● What you should do
Read the records and gather each line that includes "found".

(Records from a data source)
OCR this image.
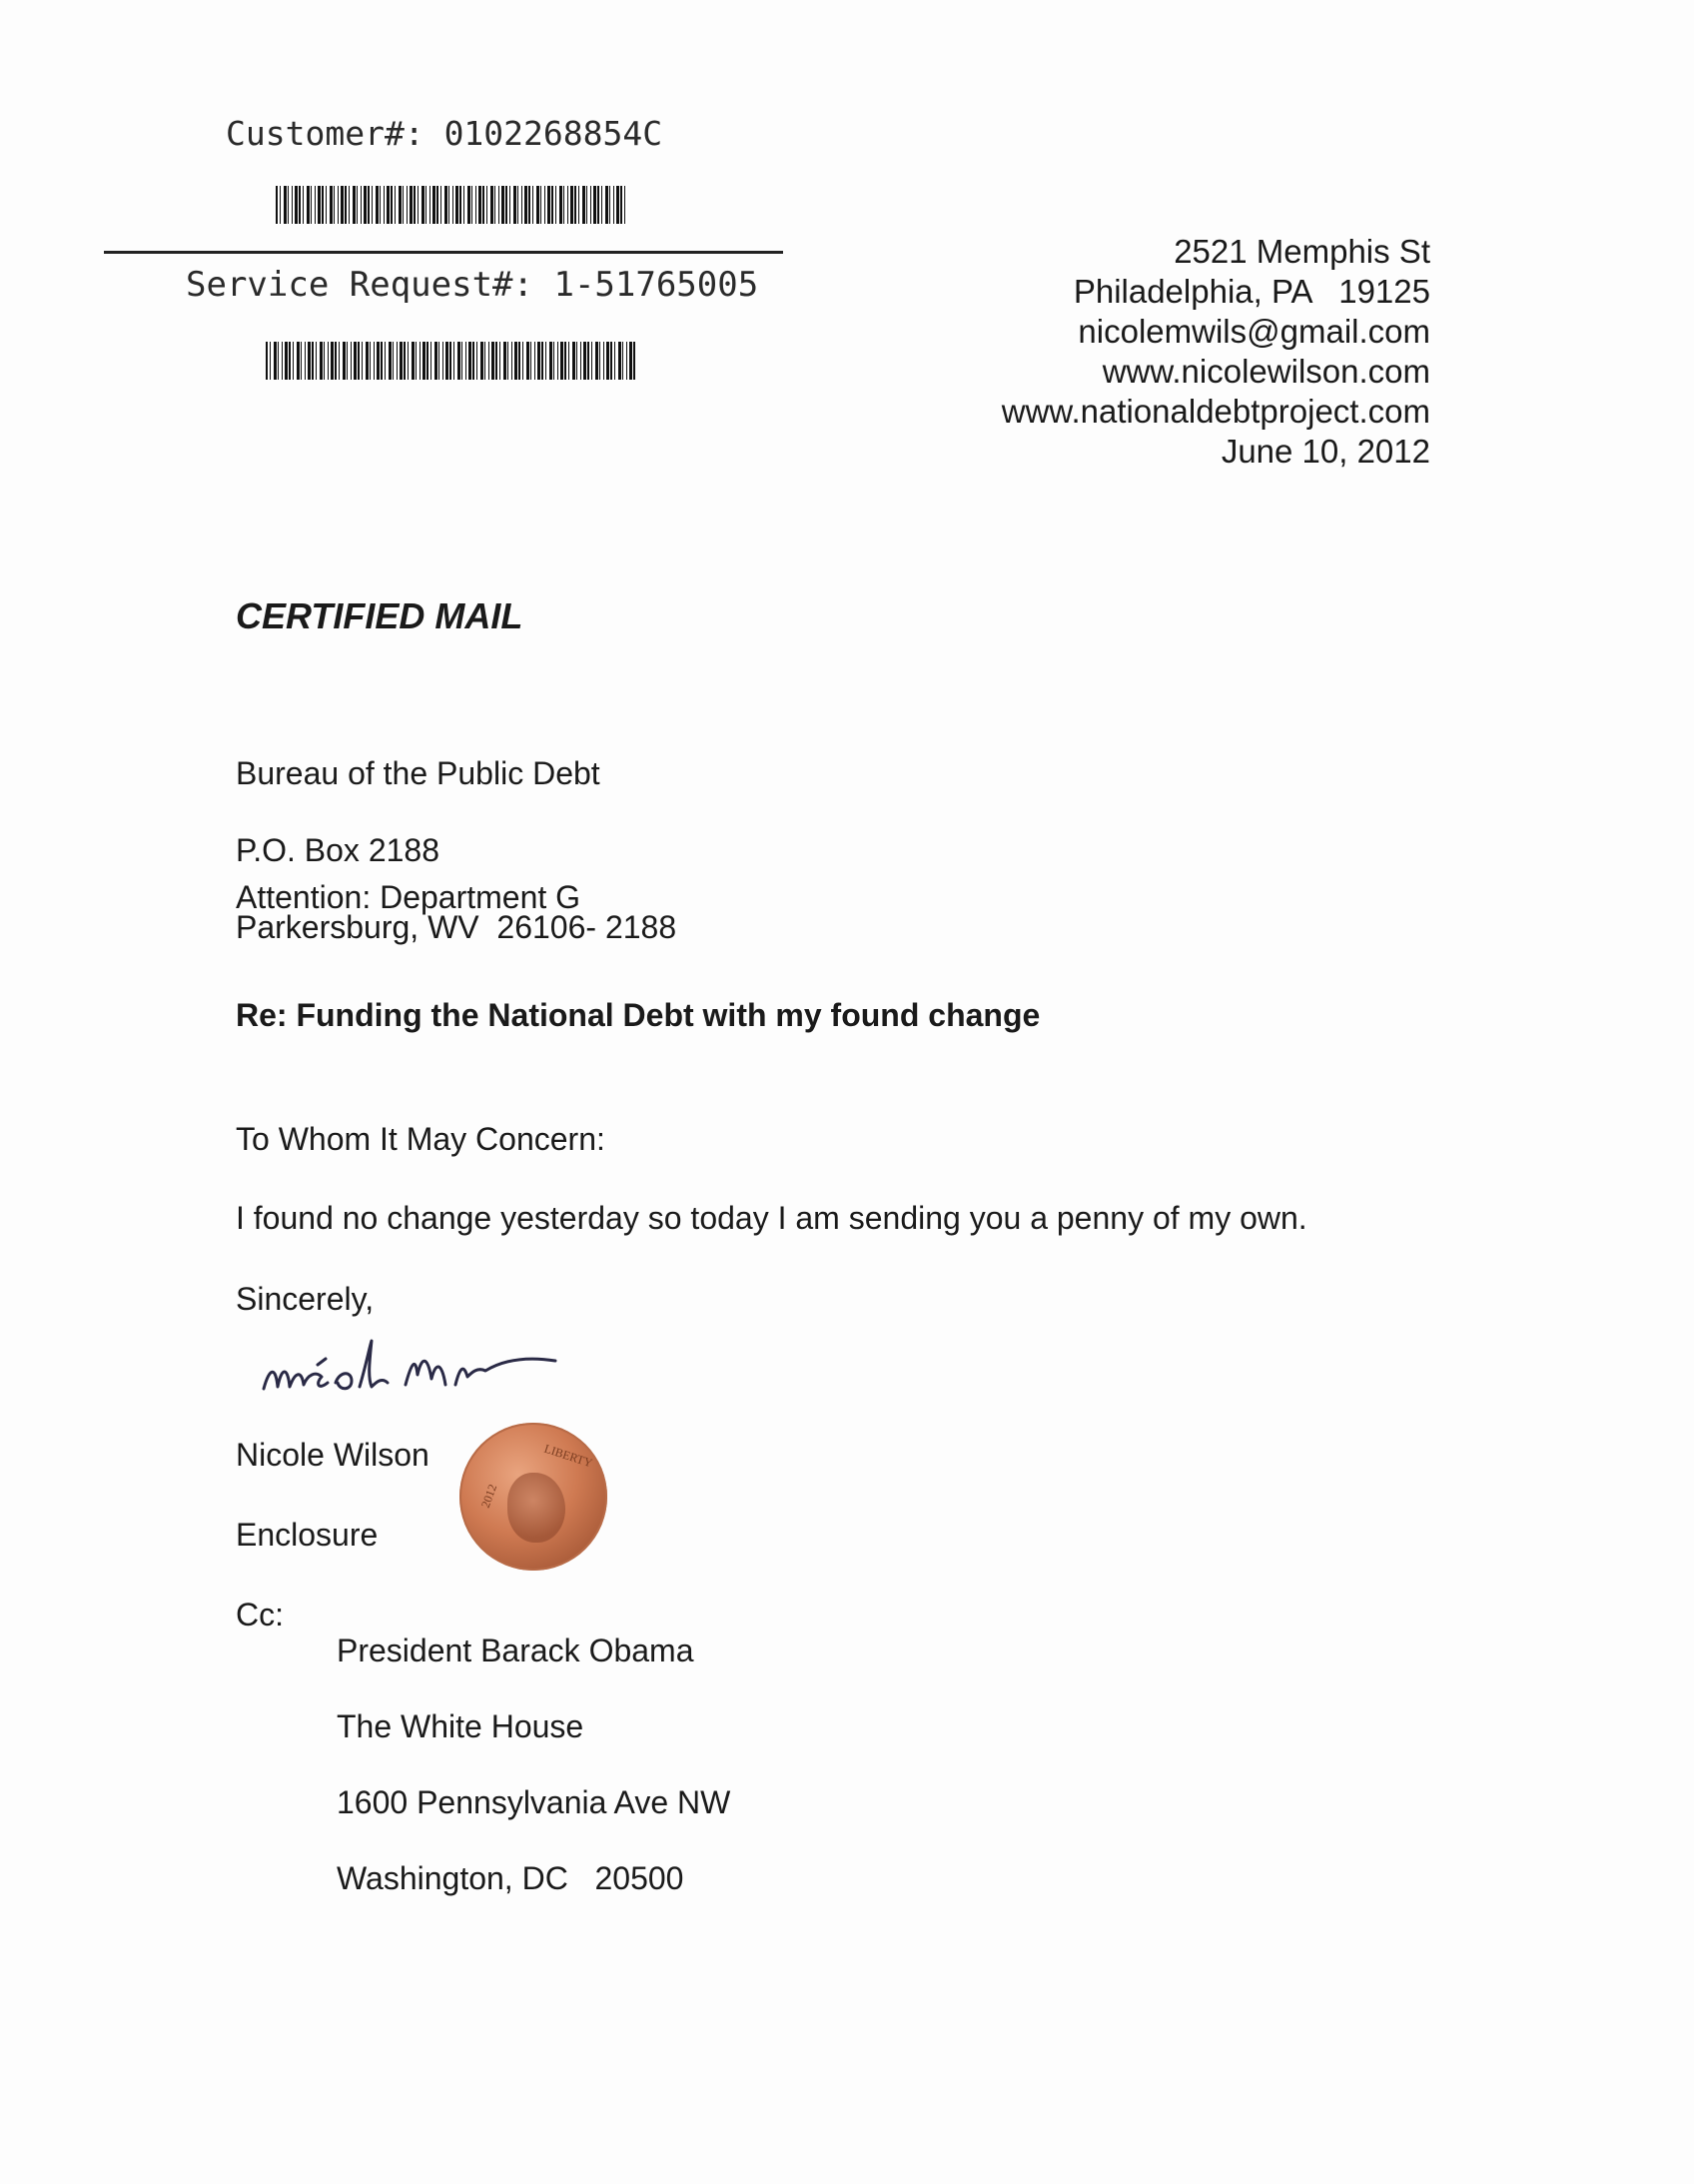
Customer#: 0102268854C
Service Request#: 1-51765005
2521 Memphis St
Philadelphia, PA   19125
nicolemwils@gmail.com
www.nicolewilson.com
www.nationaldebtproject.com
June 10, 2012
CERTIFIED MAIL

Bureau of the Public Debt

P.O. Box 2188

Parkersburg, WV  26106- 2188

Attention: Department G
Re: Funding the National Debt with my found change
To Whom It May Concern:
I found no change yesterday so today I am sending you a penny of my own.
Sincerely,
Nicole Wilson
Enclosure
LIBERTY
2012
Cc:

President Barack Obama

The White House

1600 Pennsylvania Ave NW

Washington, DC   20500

● Output of the exercise
Re: Funding the National Debt with my found change
I found no change yesterday so today I am sending you a penny of my own.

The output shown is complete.